GIVEN INSTRUCTION:
Track down each line that has the word "label" and copy it.

* Start RECORDS PROVIDED *

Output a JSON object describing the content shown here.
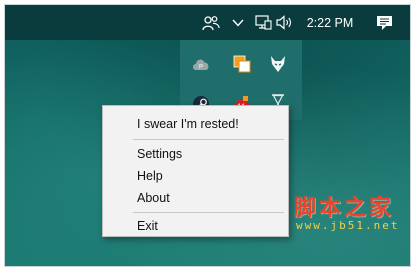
{
  "taskbar": {
    "clock": "2:22 PM",
    "icons": [
      "people-icon",
      "chevron-up-icon",
      "network-icon",
      "volume-icon",
      "notification-icon"
    ]
  },
  "tray_overflow": {
    "icons": [
      "cloud-sync-icon",
      "copy-icon",
      "wolf-icon",
      "steam-icon",
      "creative-cloud-icon",
      "hourglass-icon"
    ]
  },
  "context_menu": {
    "items": [
      {
        "label": "I swear I'm rested!"
      },
      {
        "label": "Settings"
      },
      {
        "label": "Help"
      },
      {
        "label": "About"
      },
      {
        "label": "Exit"
      }
    ]
  },
  "watermark": {
    "title": "脚本之家",
    "url": "www.jb51.net"
  },
  "colors": {
    "taskbar": "#0a3b3d",
    "tray": "#1f6e6b",
    "menu_bg": "#f2f2f2",
    "watermark_red": "#e8452a",
    "watermark_yellow": "#f0d24a"
  }
}
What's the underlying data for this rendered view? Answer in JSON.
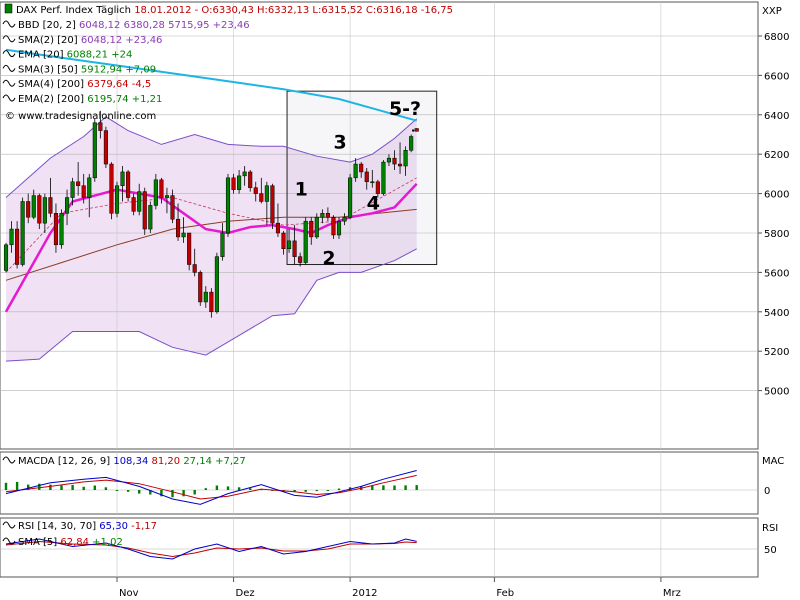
{
  "header": {
    "main_prefix": "DAX Perf. Index Täglich",
    "main_values": "18.01.2012 - O:6330,43 H:6332,13 L:6315,52 C:6316,18 -16,75",
    "legend": [
      {
        "name": "BBD [20, 2]",
        "values": "6048,12 6380,28 5715,95 +23,46",
        "color": "#8c3cb4"
      },
      {
        "name": "SMA(2) [20]",
        "values": "6048,12 +23,46",
        "color": "#8c3cb4"
      },
      {
        "name": "EMA [20]",
        "values": "6088,21 +24",
        "color": "#008000"
      },
      {
        "name": "SMA(3) [50]",
        "values": "5912,94 +7,09",
        "color": "#008000"
      },
      {
        "name": "SMA(4) [200]",
        "values": "6379,64 -4,5",
        "color": "#c80000"
      },
      {
        "name": "EMA(2) [200]",
        "values": "6195,74 +1,21",
        "color": "#008000"
      }
    ],
    "watermark": "© www.tradesignalonline.com"
  },
  "axes": {
    "main_unit": "XXP",
    "main_ticks": [
      "6800",
      "6600",
      "6400",
      "6200",
      "6000",
      "5800",
      "5600",
      "5400",
      "5200",
      "5000"
    ],
    "macd_unit": "MAC",
    "macd_ticks": [
      "0"
    ],
    "rsi_unit": "RSI",
    "rsi_ticks": [
      "50"
    ],
    "x_ticks": [
      "Nov",
      "Dez",
      "2012",
      "Feb",
      "Mrz"
    ]
  },
  "macd_legend": {
    "name": "MACDA [12, 26, 9]",
    "v1": "108,34",
    "v2": "81,20",
    "v3": "27,14",
    "v4": "+7,27"
  },
  "rsi_legend": {
    "name": "RSI [14, 30, 70]",
    "v1": "65,30",
    "v2": "-1,17"
  },
  "rsi_sma_legend": {
    "name": "SMA [5]",
    "v1": "62,84",
    "v2": "+1,02"
  },
  "annotations": [
    "1",
    "2",
    "3",
    "4",
    "5-?"
  ],
  "colors": {
    "up": "#008000",
    "down": "#c00000",
    "bb": "#7850c8",
    "ema_long": "#1eb4e6",
    "ema_mid": "#e619d2",
    "sma": "#8c3c28"
  },
  "chart_data": {
    "type": "candlestick",
    "instrument": "DAX Perf. Index",
    "ylim": [
      4900,
      6900
    ],
    "candles": [
      {
        "d": "2011-10-05",
        "o": 5610,
        "h": 5750,
        "l": 5600,
        "c": 5740
      },
      {
        "d": "2011-10-06",
        "o": 5740,
        "h": 5860,
        "l": 5700,
        "c": 5820
      },
      {
        "d": "2011-10-07",
        "o": 5820,
        "h": 5860,
        "l": 5620,
        "c": 5640
      },
      {
        "d": "2011-10-10",
        "o": 5640,
        "h": 5980,
        "l": 5630,
        "c": 5960
      },
      {
        "d": "2011-10-11",
        "o": 5960,
        "h": 6000,
        "l": 5850,
        "c": 5880
      },
      {
        "d": "2011-10-12",
        "o": 5880,
        "h": 6020,
        "l": 5870,
        "c": 5990
      },
      {
        "d": "2011-10-13",
        "o": 5990,
        "h": 6000,
        "l": 5820,
        "c": 5850
      },
      {
        "d": "2011-10-14",
        "o": 5850,
        "h": 6000,
        "l": 5800,
        "c": 5980
      },
      {
        "d": "2011-10-17",
        "o": 5980,
        "h": 6080,
        "l": 5880,
        "c": 5900
      },
      {
        "d": "2011-10-18",
        "o": 5900,
        "h": 5950,
        "l": 5700,
        "c": 5740
      },
      {
        "d": "2011-10-19",
        "o": 5740,
        "h": 5920,
        "l": 5720,
        "c": 5900
      },
      {
        "d": "2011-10-20",
        "o": 5900,
        "h": 6020,
        "l": 5840,
        "c": 5980
      },
      {
        "d": "2011-10-21",
        "o": 5980,
        "h": 6080,
        "l": 5940,
        "c": 6060
      },
      {
        "d": "2011-10-24",
        "o": 6060,
        "h": 6160,
        "l": 5990,
        "c": 6040
      },
      {
        "d": "2011-10-25",
        "o": 6040,
        "h": 6100,
        "l": 5950,
        "c": 5980
      },
      {
        "d": "2011-10-26",
        "o": 5980,
        "h": 6100,
        "l": 5880,
        "c": 6080
      },
      {
        "d": "2011-10-27",
        "o": 6080,
        "h": 6380,
        "l": 6060,
        "c": 6360
      },
      {
        "d": "2011-10-28",
        "o": 6360,
        "h": 6420,
        "l": 6280,
        "c": 6320
      },
      {
        "d": "2011-10-31",
        "o": 6320,
        "h": 6340,
        "l": 6130,
        "c": 6150
      },
      {
        "d": "2011-11-01",
        "o": 6150,
        "h": 6160,
        "l": 5870,
        "c": 5900
      },
      {
        "d": "2011-11-02",
        "o": 5900,
        "h": 6060,
        "l": 5880,
        "c": 6040
      },
      {
        "d": "2011-11-03",
        "o": 6040,
        "h": 6140,
        "l": 5960,
        "c": 6110
      },
      {
        "d": "2011-11-04",
        "o": 6110,
        "h": 6120,
        "l": 5960,
        "c": 5980
      },
      {
        "d": "2011-11-07",
        "o": 5980,
        "h": 6000,
        "l": 5890,
        "c": 5910
      },
      {
        "d": "2011-11-08",
        "o": 5910,
        "h": 6050,
        "l": 5890,
        "c": 6010
      },
      {
        "d": "2011-11-09",
        "o": 6010,
        "h": 6030,
        "l": 5790,
        "c": 5820
      },
      {
        "d": "2011-11-10",
        "o": 5820,
        "h": 5960,
        "l": 5800,
        "c": 5940
      },
      {
        "d": "2011-11-11",
        "o": 5940,
        "h": 6100,
        "l": 5920,
        "c": 6070
      },
      {
        "d": "2011-11-14",
        "o": 6070,
        "h": 6080,
        "l": 5950,
        "c": 5980
      },
      {
        "d": "2011-11-15",
        "o": 5980,
        "h": 6030,
        "l": 5900,
        "c": 5990
      },
      {
        "d": "2011-11-16",
        "o": 5990,
        "h": 6020,
        "l": 5850,
        "c": 5870
      },
      {
        "d": "2011-11-17",
        "o": 5870,
        "h": 5950,
        "l": 5760,
        "c": 5780
      },
      {
        "d": "2011-11-18",
        "o": 5780,
        "h": 5880,
        "l": 5750,
        "c": 5800
      },
      {
        "d": "2011-11-21",
        "o": 5800,
        "h": 5800,
        "l": 5610,
        "c": 5640
      },
      {
        "d": "2011-11-22",
        "o": 5640,
        "h": 5720,
        "l": 5580,
        "c": 5600
      },
      {
        "d": "2011-11-23",
        "o": 5600,
        "h": 5610,
        "l": 5430,
        "c": 5450
      },
      {
        "d": "2011-11-24",
        "o": 5450,
        "h": 5530,
        "l": 5420,
        "c": 5500
      },
      {
        "d": "2011-11-25",
        "o": 5500,
        "h": 5520,
        "l": 5370,
        "c": 5400
      },
      {
        "d": "2011-11-28",
        "o": 5400,
        "h": 5700,
        "l": 5390,
        "c": 5680
      },
      {
        "d": "2011-11-29",
        "o": 5680,
        "h": 5850,
        "l": 5660,
        "c": 5800
      },
      {
        "d": "2011-11-30",
        "o": 5800,
        "h": 6100,
        "l": 5780,
        "c": 6080
      },
      {
        "d": "2011-12-01",
        "o": 6080,
        "h": 6100,
        "l": 6000,
        "c": 6020
      },
      {
        "d": "2011-12-02",
        "o": 6020,
        "h": 6120,
        "l": 6000,
        "c": 6090
      },
      {
        "d": "2011-12-05",
        "o": 6090,
        "h": 6140,
        "l": 6040,
        "c": 6110
      },
      {
        "d": "2011-12-06",
        "o": 6110,
        "h": 6120,
        "l": 6010,
        "c": 6030
      },
      {
        "d": "2011-12-07",
        "o": 6030,
        "h": 6060,
        "l": 5960,
        "c": 6000
      },
      {
        "d": "2011-12-08",
        "o": 6000,
        "h": 6080,
        "l": 5950,
        "c": 5960
      },
      {
        "d": "2011-12-09",
        "o": 5960,
        "h": 6060,
        "l": 5840,
        "c": 6040
      },
      {
        "d": "2011-12-12",
        "o": 6040,
        "h": 6050,
        "l": 5820,
        "c": 5850
      },
      {
        "d": "2011-12-13",
        "o": 5850,
        "h": 5950,
        "l": 5780,
        "c": 5800
      },
      {
        "d": "2011-12-14",
        "o": 5800,
        "h": 5810,
        "l": 5690,
        "c": 5720
      },
      {
        "d": "2011-12-15",
        "o": 5720,
        "h": 5820,
        "l": 5700,
        "c": 5760
      },
      {
        "d": "2011-12-16",
        "o": 5760,
        "h": 5840,
        "l": 5640,
        "c": 5680
      },
      {
        "d": "2011-12-19",
        "o": 5680,
        "h": 5700,
        "l": 5630,
        "c": 5650
      },
      {
        "d": "2011-12-20",
        "o": 5650,
        "h": 5880,
        "l": 5640,
        "c": 5860
      },
      {
        "d": "2011-12-21",
        "o": 5860,
        "h": 5880,
        "l": 5740,
        "c": 5780
      },
      {
        "d": "2011-12-22",
        "o": 5780,
        "h": 5900,
        "l": 5770,
        "c": 5880
      },
      {
        "d": "2011-12-23",
        "o": 5880,
        "h": 5920,
        "l": 5850,
        "c": 5900
      },
      {
        "d": "2011-12-27",
        "o": 5900,
        "h": 5930,
        "l": 5860,
        "c": 5880
      },
      {
        "d": "2011-12-28",
        "o": 5880,
        "h": 5890,
        "l": 5770,
        "c": 5790
      },
      {
        "d": "2011-12-29",
        "o": 5790,
        "h": 5880,
        "l": 5770,
        "c": 5860
      },
      {
        "d": "2011-12-30",
        "o": 5860,
        "h": 5900,
        "l": 5840,
        "c": 5880
      },
      {
        "d": "2012-01-02",
        "o": 5880,
        "h": 6100,
        "l": 5870,
        "c": 6080
      },
      {
        "d": "2012-01-03",
        "o": 6080,
        "h": 6180,
        "l": 6060,
        "c": 6150
      },
      {
        "d": "2012-01-04",
        "o": 6150,
        "h": 6160,
        "l": 6080,
        "c": 6110
      },
      {
        "d": "2012-01-05",
        "o": 6110,
        "h": 6130,
        "l": 6020,
        "c": 6060
      },
      {
        "d": "2012-01-06",
        "o": 6060,
        "h": 6120,
        "l": 6030,
        "c": 6060
      },
      {
        "d": "2012-01-09",
        "o": 6060,
        "h": 6070,
        "l": 5980,
        "c": 6000
      },
      {
        "d": "2012-01-10",
        "o": 6000,
        "h": 6170,
        "l": 5990,
        "c": 6160
      },
      {
        "d": "2012-01-11",
        "o": 6160,
        "h": 6200,
        "l": 6140,
        "c": 6180
      },
      {
        "d": "2012-01-12",
        "o": 6180,
        "h": 6220,
        "l": 6120,
        "c": 6150
      },
      {
        "d": "2012-01-13",
        "o": 6150,
        "h": 6260,
        "l": 6100,
        "c": 6140
      },
      {
        "d": "2012-01-16",
        "o": 6140,
        "h": 6240,
        "l": 6090,
        "c": 6220
      },
      {
        "d": "2012-01-17",
        "o": 6220,
        "h": 6300,
        "l": 6210,
        "c": 6290
      },
      {
        "d": "2012-01-18",
        "o": 6330.43,
        "h": 6332.13,
        "l": 6315.52,
        "c": 6316.18
      }
    ],
    "ema200": [
      [
        0,
        6730
      ],
      [
        10,
        6690
      ],
      [
        20,
        6650
      ],
      [
        30,
        6610
      ],
      [
        40,
        6570
      ],
      [
        50,
        6530
      ],
      [
        60,
        6480
      ],
      [
        74,
        6370
      ]
    ],
    "ema20": [
      [
        0,
        5400
      ],
      [
        4,
        5600
      ],
      [
        8,
        5800
      ],
      [
        12,
        5960
      ],
      [
        16,
        5990
      ],
      [
        20,
        6020
      ],
      [
        24,
        6000
      ],
      [
        28,
        5980
      ],
      [
        32,
        5900
      ],
      [
        36,
        5820
      ],
      [
        40,
        5800
      ],
      [
        44,
        5830
      ],
      [
        48,
        5840
      ],
      [
        52,
        5820
      ],
      [
        55,
        5800
      ],
      [
        58,
        5840
      ],
      [
        62,
        5880
      ],
      [
        66,
        5900
      ],
      [
        70,
        5930
      ],
      [
        74,
        6050
      ]
    ],
    "sma200": [
      [
        0,
        5560
      ],
      [
        10,
        5650
      ],
      [
        20,
        5740
      ],
      [
        30,
        5820
      ],
      [
        40,
        5860
      ],
      [
        50,
        5880
      ],
      [
        60,
        5880
      ],
      [
        74,
        5920
      ]
    ],
    "sma20": [
      [
        0,
        5600
      ],
      [
        10,
        5900
      ],
      [
        20,
        5950
      ],
      [
        30,
        5980
      ],
      [
        40,
        5900
      ],
      [
        50,
        5840
      ],
      [
        60,
        5860
      ],
      [
        74,
        6080
      ]
    ],
    "bb_upper": [
      [
        0,
        5980
      ],
      [
        8,
        6180
      ],
      [
        14,
        6290
      ],
      [
        18,
        6390
      ],
      [
        22,
        6320
      ],
      [
        28,
        6250
      ],
      [
        34,
        6300
      ],
      [
        40,
        6250
      ],
      [
        46,
        6240
      ],
      [
        50,
        6240
      ],
      [
        56,
        6190
      ],
      [
        62,
        6160
      ],
      [
        66,
        6200
      ],
      [
        70,
        6280
      ],
      [
        74,
        6380
      ]
    ],
    "bb_lower": [
      [
        0,
        5150
      ],
      [
        6,
        5160
      ],
      [
        12,
        5300
      ],
      [
        18,
        5300
      ],
      [
        24,
        5300
      ],
      [
        30,
        5220
      ],
      [
        36,
        5180
      ],
      [
        42,
        5280
      ],
      [
        48,
        5380
      ],
      [
        52,
        5390
      ],
      [
        56,
        5560
      ],
      [
        60,
        5600
      ],
      [
        64,
        5600
      ],
      [
        70,
        5660
      ],
      [
        74,
        5720
      ]
    ],
    "macd": {
      "line": [
        [
          0,
          -20
        ],
        [
          8,
          40
        ],
        [
          14,
          60
        ],
        [
          18,
          70
        ],
        [
          24,
          20
        ],
        [
          30,
          -50
        ],
        [
          35,
          -80
        ],
        [
          40,
          -20
        ],
        [
          46,
          30
        ],
        [
          52,
          -30
        ],
        [
          56,
          -40
        ],
        [
          60,
          -10
        ],
        [
          64,
          20
        ],
        [
          68,
          60
        ],
        [
          74,
          108.34
        ]
      ],
      "signal": [
        [
          0,
          -10
        ],
        [
          8,
          20
        ],
        [
          14,
          45
        ],
        [
          18,
          55
        ],
        [
          24,
          35
        ],
        [
          30,
          -10
        ],
        [
          35,
          -50
        ],
        [
          40,
          -35
        ],
        [
          46,
          5
        ],
        [
          52,
          -10
        ],
        [
          56,
          -25
        ],
        [
          60,
          -15
        ],
        [
          64,
          10
        ],
        [
          68,
          40
        ],
        [
          74,
          81.2
        ]
      ],
      "hist": [
        [
          0,
          40
        ],
        [
          2,
          45
        ],
        [
          4,
          30
        ],
        [
          6,
          35
        ],
        [
          8,
          30
        ],
        [
          10,
          25
        ],
        [
          12,
          28
        ],
        [
          14,
          18
        ],
        [
          16,
          25
        ],
        [
          18,
          15
        ],
        [
          20,
          -5
        ],
        [
          22,
          -10
        ],
        [
          24,
          -20
        ],
        [
          26,
          -25
        ],
        [
          28,
          -35
        ],
        [
          30,
          -40
        ],
        [
          32,
          -35
        ],
        [
          34,
          -25
        ],
        [
          36,
          10
        ],
        [
          38,
          25
        ],
        [
          40,
          20
        ],
        [
          42,
          15
        ],
        [
          44,
          10
        ],
        [
          46,
          5
        ],
        [
          48,
          -5
        ],
        [
          50,
          -10
        ],
        [
          52,
          -12
        ],
        [
          54,
          -10
        ],
        [
          56,
          -6
        ],
        [
          58,
          0
        ],
        [
          60,
          8
        ],
        [
          62,
          15
        ],
        [
          64,
          22
        ],
        [
          66,
          25
        ],
        [
          68,
          26
        ],
        [
          70,
          25
        ],
        [
          72,
          26
        ],
        [
          74,
          27.14
        ]
      ]
    },
    "rsi": {
      "line": [
        [
          0,
          60
        ],
        [
          6,
          70
        ],
        [
          12,
          55
        ],
        [
          18,
          62
        ],
        [
          22,
          50
        ],
        [
          26,
          35
        ],
        [
          30,
          30
        ],
        [
          34,
          50
        ],
        [
          38,
          60
        ],
        [
          42,
          45
        ],
        [
          46,
          55
        ],
        [
          50,
          40
        ],
        [
          54,
          45
        ],
        [
          58,
          55
        ],
        [
          62,
          65
        ],
        [
          66,
          60
        ],
        [
          70,
          62
        ],
        [
          72,
          70
        ],
        [
          74,
          65.3
        ]
      ],
      "sma": [
        [
          0,
          58
        ],
        [
          6,
          65
        ],
        [
          12,
          60
        ],
        [
          18,
          58
        ],
        [
          22,
          52
        ],
        [
          26,
          42
        ],
        [
          30,
          35
        ],
        [
          34,
          42
        ],
        [
          38,
          52
        ],
        [
          42,
          50
        ],
        [
          46,
          52
        ],
        [
          50,
          46
        ],
        [
          54,
          46
        ],
        [
          58,
          50
        ],
        [
          62,
          60
        ],
        [
          66,
          60
        ],
        [
          70,
          61
        ],
        [
          72,
          64
        ],
        [
          74,
          62.84
        ]
      ]
    }
  }
}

* End RECORDS PROVIDED *

SOLUTION TO THIS EXERCISE:
        "label": "I swear I'm rested!"
        "label": "Settings"
        "label": "Help"
        "label": "About"
        "label": "Exit"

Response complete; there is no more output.